* _What this task involves_:
Produce an exact transcription of the listing below, omitting the pictures.

——

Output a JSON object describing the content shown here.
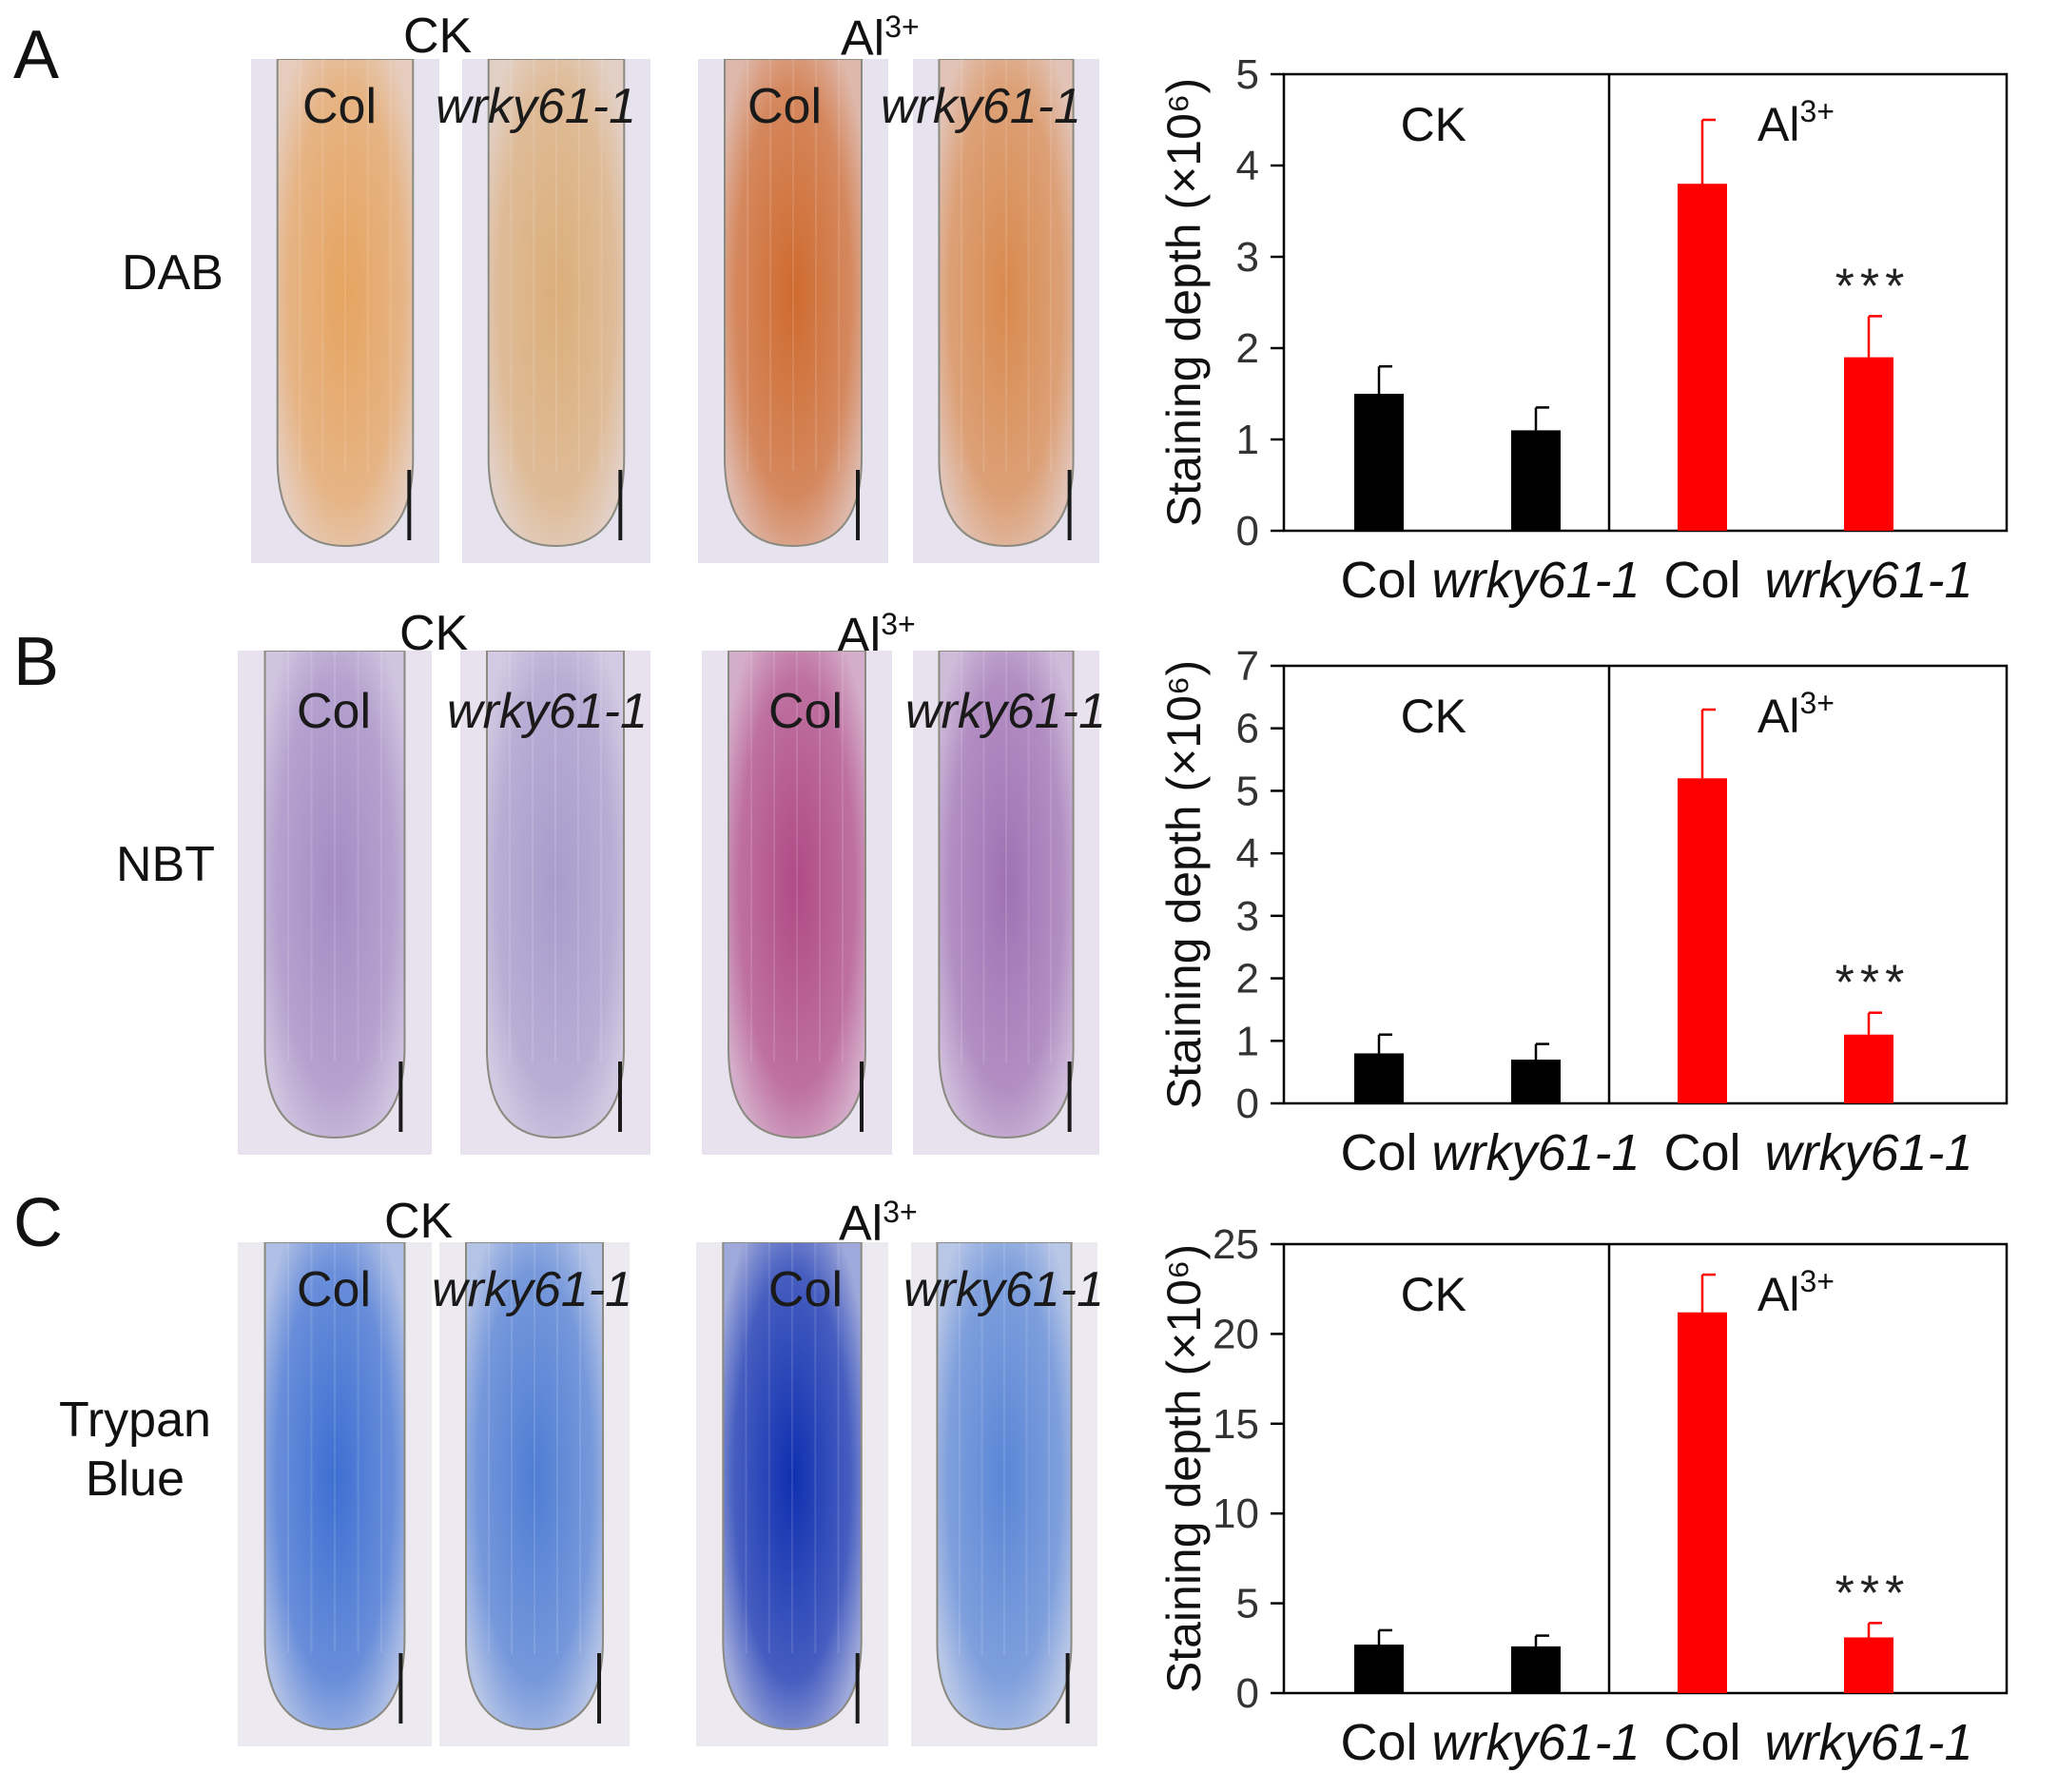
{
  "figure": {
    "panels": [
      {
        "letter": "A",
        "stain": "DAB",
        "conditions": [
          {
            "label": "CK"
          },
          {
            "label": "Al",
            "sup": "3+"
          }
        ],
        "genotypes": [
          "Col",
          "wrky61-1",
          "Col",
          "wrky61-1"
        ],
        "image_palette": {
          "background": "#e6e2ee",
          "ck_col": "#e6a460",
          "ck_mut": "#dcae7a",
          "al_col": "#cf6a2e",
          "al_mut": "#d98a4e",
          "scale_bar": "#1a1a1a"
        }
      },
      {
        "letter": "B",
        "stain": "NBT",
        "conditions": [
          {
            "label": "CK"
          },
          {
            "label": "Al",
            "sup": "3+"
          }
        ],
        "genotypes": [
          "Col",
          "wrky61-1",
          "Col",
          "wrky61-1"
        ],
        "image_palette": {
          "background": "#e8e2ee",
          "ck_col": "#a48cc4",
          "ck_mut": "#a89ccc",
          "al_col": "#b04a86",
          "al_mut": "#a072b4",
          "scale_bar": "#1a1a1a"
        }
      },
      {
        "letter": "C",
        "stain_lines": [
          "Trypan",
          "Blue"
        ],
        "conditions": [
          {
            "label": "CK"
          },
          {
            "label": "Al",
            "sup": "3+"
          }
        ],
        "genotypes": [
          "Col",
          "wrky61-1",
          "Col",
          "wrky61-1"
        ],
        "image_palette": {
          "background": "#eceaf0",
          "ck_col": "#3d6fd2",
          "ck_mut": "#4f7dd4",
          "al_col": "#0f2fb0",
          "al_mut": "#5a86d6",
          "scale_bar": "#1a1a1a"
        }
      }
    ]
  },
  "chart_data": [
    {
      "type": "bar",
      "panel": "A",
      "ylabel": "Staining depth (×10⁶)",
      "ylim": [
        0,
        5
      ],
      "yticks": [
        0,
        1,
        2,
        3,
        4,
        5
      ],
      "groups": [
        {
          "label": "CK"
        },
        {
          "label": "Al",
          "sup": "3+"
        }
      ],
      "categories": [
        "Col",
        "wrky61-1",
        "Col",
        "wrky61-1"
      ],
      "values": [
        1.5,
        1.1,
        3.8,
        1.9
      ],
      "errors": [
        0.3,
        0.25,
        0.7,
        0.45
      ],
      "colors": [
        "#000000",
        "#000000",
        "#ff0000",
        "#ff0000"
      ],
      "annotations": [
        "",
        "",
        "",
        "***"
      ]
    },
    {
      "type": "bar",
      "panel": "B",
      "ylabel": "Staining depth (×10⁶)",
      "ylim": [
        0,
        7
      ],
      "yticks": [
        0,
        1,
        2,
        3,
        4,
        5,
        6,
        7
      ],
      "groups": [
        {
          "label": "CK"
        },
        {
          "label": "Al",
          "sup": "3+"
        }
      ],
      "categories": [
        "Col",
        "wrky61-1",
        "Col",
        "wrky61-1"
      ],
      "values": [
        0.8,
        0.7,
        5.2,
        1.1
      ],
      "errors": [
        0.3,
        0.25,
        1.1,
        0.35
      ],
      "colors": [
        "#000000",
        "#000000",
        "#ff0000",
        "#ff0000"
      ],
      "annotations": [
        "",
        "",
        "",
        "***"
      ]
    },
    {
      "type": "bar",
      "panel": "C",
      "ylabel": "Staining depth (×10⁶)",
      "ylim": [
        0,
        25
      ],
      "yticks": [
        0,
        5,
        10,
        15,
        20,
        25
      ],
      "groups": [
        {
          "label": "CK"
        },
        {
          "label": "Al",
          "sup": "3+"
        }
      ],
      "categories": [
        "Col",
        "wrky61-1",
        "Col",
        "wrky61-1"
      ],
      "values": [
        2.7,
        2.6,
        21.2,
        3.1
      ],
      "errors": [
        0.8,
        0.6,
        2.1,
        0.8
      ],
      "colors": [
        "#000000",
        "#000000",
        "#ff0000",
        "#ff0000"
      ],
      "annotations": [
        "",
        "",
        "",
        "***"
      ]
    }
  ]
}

——

* _Answer below_:
Output a JSON object describing the content shown here.
{
  "figure": {
    "panels": [
      {
        "letter": "A",
        "stain": "DAB",
        "conditions": [
          {
            "label": "CK"
          },
          {
            "label": "Al",
            "sup": "3+"
          }
        ],
        "genotypes": [
          "Col",
          "wrky61-1",
          "Col",
          "wrky61-1"
        ],
        "image_palette": {
          "background": "#e6e2ee",
          "ck_col": "#e6a460",
          "ck_mut": "#dcae7a",
          "al_col": "#cf6a2e",
          "al_mut": "#d98a4e",
          "scale_bar": "#1a1a1a"
        }
      },
      {
        "letter": "B",
        "stain": "NBT",
        "conditions": [
          {
            "label": "CK"
          },
          {
            "label": "Al",
            "sup": "3+"
          }
        ],
        "genotypes": [
          "Col",
          "wrky61-1",
          "Col",
          "wrky61-1"
        ],
        "image_palette": {
          "background": "#e8e2ee",
          "ck_col": "#a48cc4",
          "ck_mut": "#a89ccc",
          "al_col": "#b04a86",
          "al_mut": "#a072b4",
          "scale_bar": "#1a1a1a"
        }
      },
      {
        "letter": "C",
        "stain_lines": [
          "Trypan",
          "Blue"
        ],
        "conditions": [
          {
            "label": "CK"
          },
          {
            "label": "Al",
            "sup": "3+"
          }
        ],
        "genotypes": [
          "Col",
          "wrky61-1",
          "Col",
          "wrky61-1"
        ],
        "image_palette": {
          "background": "#eceaf0",
          "ck_col": "#3d6fd2",
          "ck_mut": "#4f7dd4",
          "al_col": "#0f2fb0",
          "al_mut": "#5a86d6",
          "scale_bar": "#1a1a1a"
        }
      }
    ]
  },
  "chart_data": [
    {
      "type": "bar",
      "panel": "A",
      "ylabel": "Staining depth (×10⁶)",
      "ylim": [
        0,
        5
      ],
      "yticks": [
        0,
        1,
        2,
        3,
        4,
        5
      ],
      "groups": [
        {
          "label": "CK"
        },
        {
          "label": "Al",
          "sup": "3+"
        }
      ],
      "categories": [
        "Col",
        "wrky61-1",
        "Col",
        "wrky61-1"
      ],
      "values": [
        1.5,
        1.1,
        3.8,
        1.9
      ],
      "errors": [
        0.3,
        0.25,
        0.7,
        0.45
      ],
      "colors": [
        "#000000",
        "#000000",
        "#ff0000",
        "#ff0000"
      ],
      "annotations": [
        "",
        "",
        "",
        "***"
      ]
    },
    {
      "type": "bar",
      "panel": "B",
      "ylabel": "Staining depth (×10⁶)",
      "ylim": [
        0,
        7
      ],
      "yticks": [
        0,
        1,
        2,
        3,
        4,
        5,
        6,
        7
      ],
      "groups": [
        {
          "label": "CK"
        },
        {
          "label": "Al",
          "sup": "3+"
        }
      ],
      "categories": [
        "Col",
        "wrky61-1",
        "Col",
        "wrky61-1"
      ],
      "values": [
        0.8,
        0.7,
        5.2,
        1.1
      ],
      "errors": [
        0.3,
        0.25,
        1.1,
        0.35
      ],
      "colors": [
        "#000000",
        "#000000",
        "#ff0000",
        "#ff0000"
      ],
      "annotations": [
        "",
        "",
        "",
        "***"
      ]
    },
    {
      "type": "bar",
      "panel": "C",
      "ylabel": "Staining depth (×10⁶)",
      "ylim": [
        0,
        25
      ],
      "yticks": [
        0,
        5,
        10,
        15,
        20,
        25
      ],
      "groups": [
        {
          "label": "CK"
        },
        {
          "label": "Al",
          "sup": "3+"
        }
      ],
      "categories": [
        "Col",
        "wrky61-1",
        "Col",
        "wrky61-1"
      ],
      "values": [
        2.7,
        2.6,
        21.2,
        3.1
      ],
      "errors": [
        0.8,
        0.6,
        2.1,
        0.8
      ],
      "colors": [
        "#000000",
        "#000000",
        "#ff0000",
        "#ff0000"
      ],
      "annotations": [
        "",
        "",
        "",
        "***"
      ]
    }
  ]
}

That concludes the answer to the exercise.